++++ SUPPLIED RECORDS ++++
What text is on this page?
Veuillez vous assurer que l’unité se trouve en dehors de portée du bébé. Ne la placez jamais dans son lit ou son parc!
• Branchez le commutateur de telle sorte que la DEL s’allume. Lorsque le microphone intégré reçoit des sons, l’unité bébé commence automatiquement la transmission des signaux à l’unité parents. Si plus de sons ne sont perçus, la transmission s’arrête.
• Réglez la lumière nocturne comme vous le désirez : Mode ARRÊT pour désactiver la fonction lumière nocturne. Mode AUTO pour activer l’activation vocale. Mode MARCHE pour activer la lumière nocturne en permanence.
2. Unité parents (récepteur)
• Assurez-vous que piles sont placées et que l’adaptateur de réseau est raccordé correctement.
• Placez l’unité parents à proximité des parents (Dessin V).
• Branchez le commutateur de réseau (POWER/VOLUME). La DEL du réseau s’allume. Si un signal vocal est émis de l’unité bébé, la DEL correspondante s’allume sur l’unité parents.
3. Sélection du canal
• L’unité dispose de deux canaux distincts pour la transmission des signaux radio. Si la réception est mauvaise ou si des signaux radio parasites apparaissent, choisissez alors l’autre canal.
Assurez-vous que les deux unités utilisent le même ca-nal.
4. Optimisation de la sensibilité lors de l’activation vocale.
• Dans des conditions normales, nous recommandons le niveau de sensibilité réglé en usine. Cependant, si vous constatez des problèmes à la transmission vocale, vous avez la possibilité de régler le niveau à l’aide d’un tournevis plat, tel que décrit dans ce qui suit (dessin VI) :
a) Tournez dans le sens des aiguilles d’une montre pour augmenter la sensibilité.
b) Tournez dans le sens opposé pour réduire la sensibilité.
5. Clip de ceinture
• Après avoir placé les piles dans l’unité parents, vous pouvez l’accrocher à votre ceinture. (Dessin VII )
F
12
++++
## DIRECTIONS FOR THIS TASK
Report every line in the data above in which the word "allume" appears.

## PROBLEM SOLUTION
• Branchez le commutateur de telle sorte que la DEL s’allume. Lorsque le microphone intégré reçoit des sons, l’unité bébé commence automatiquement la transmission des signaux à l’unité parents. Si plus de sons ne sont perçus, la transmission s’arrête.
• Branchez le commutateur de réseau (POWER/VOLUME). La DEL du réseau s’allume. Si un signal vocal est émis de l’unité bébé, la DEL correspondante s’allume sur l’unité parents.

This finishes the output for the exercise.